◆ Directive
Continue the blog post on Nazi and ape comic villains and that week's comic reviews, starting right after its final sentence.

>> BEGIN Selected extract

Sunday, 18 November 2007

Nazis, comic reviews and Elven beaver

Look, I don't want anyone out there thinking I'm a Nazi because, well, I'm not. Don't even think that I think they're cool or anything, because I don't (well not really). BUT, the truth is that by dint of the fact they're an inherently nasty bunch who happen to wear pretty amazing costumes, they do make FANTASTIC comic book villains.

I mean whether we're talking the Red Skull, the green Swastika robot in my new pretty banner (hope you like that by the way) or even old Adolf himself, I maintain that any comic book can be made AT LEAST 25% better by the inclusion of a Nazi or two.

The only group that comes anywhere close to being as good at comic book villainy are apes. They might not be as obviously nasty as Nazis and they do lack a little in the costume department, but for sheer destructive silliness you can't beat a good ape.

On rare occasions, such as in DC's magical Doctor 13 you get Nazi apes...

Obviously this sort of thing ramps up a comic's excellence by an insane amount and makes it an automatic candidate for CGC'ing.

Sadly apart from the aforementioned Doctor 13 and Hellboy, which has featured one or two SS sympathising simians, Nazi monkeys are all to rare. Which makes Wonder Woman #14 a treat. Alright, so there aren't exactly any Nazi apes in WW#14, but there are still apes AND Nazis. Huzzah!

What's more, the apes talk and wear armour while the Nazis are led by none other than Golden age great Captain Nazi who's put together some squad of super teched up Nazis and is launching an invasion of WW's homeland Themyscira. Wow! Great comic, my second favourite of the week in fact.

Which says a lot for All Star Superman #9, a comic that features neither Nazis or apes and therefore starts at a disadvantage to Wonder Woman but wins the day because in all other respects it's damn near perfect. The best issue of the run so far in fact. I dug everything about it from the calculating Kryptonians who break the moon in half in this awesome little nod to Superman II... the Phantom Zone and Jimmy Olsen wearing his Kryptonian overpants in a doomed effort to look cool, it's just chocful of great moments. I've already read it twice and looked at a bunch of the panels until my eyeballs hurt. It glows you know? Really. What's more it doesn't have a single gratuitous sound effect. Not one. It doesn't need any.

If only the same could be said for World War Hulk #5. Like All Star Superman it's got a superstar artist who draws pictures good enough to speak for themselves, and yet it's plastered with...






and most ridiculously of all...


Perleaseeee! I get it OK! This is a Hulk comic. It's meant to be loud, but JRJRKJCSSSSS?! What the fuck is that meant to sound like? A drunk trying to shout "JERKS!"?

>> END Selected extract
>> BEGIN Dataset excerpt

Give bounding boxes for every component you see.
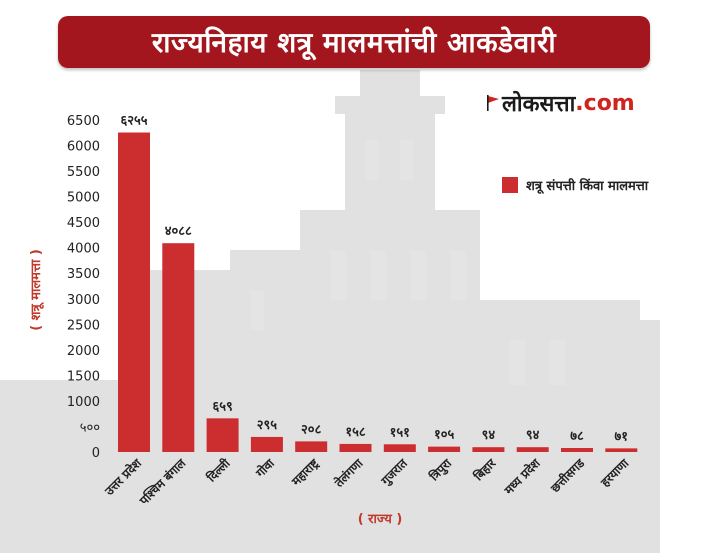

>> END Dataset excerpt

◆ Result
It's just a distracting mess. Which is a shame because while it wasn't brilliant (no comic featuring the Sentry could be) WWH5 was a nice end to what's been a decent little mini series. Silly sound effects aside Romita's fight scenes have had a classic energy to them which make for a great looking comic. All things considered I enjoyed it a lot.

I shouldn't moan about the sound effects too much anyway. I seem to remember that Walt Simonson's classic run on Thor was heavy on the old KRAKOOM!'s and THRAKADOOM!'s and I enjoyed that plenty. Talking of which (is that a segue I see before me?) old Walt's back in action on World of Warcraft #1 and errm, what can I say? It ain't Thor.

Nope, in fact it's not even much like World of Warcraft. If Walt had wanted to make it like the game he would just have scripted 10 issues of a little man running around the countryside killing wild boar until he reached level 10, breaking up the tedium with the odd fight against lippy 14 year olds who are far too fucking good at the game for their own good and who delight in making my fucking life misery by endlessly killing me! GAAAAAAAAAHHHH! FUCK YOU!

Ahhem! Sorry. Flashback, flashback.

Anyway, yes errm the comic: Some orc dude travels around Durotar enslaving elves and humans and training them up to be super hard gladiators. He finds some human guy on the shore who impresses him by killing a giant crocodile. Said human guy doesn't remember who he is or where he came from blah de blah de blah whatever. It's pretty lame and looks a lot like Streetfighter and is notable for very little apart from this gratuitous Elven crotch shot...


Wank away fanboys!

Until tomorrow...


Thanks to Mr Wheatley (Check his blog out in Linkorama kids!) for these newly unearthed shots of the Nazi war machine...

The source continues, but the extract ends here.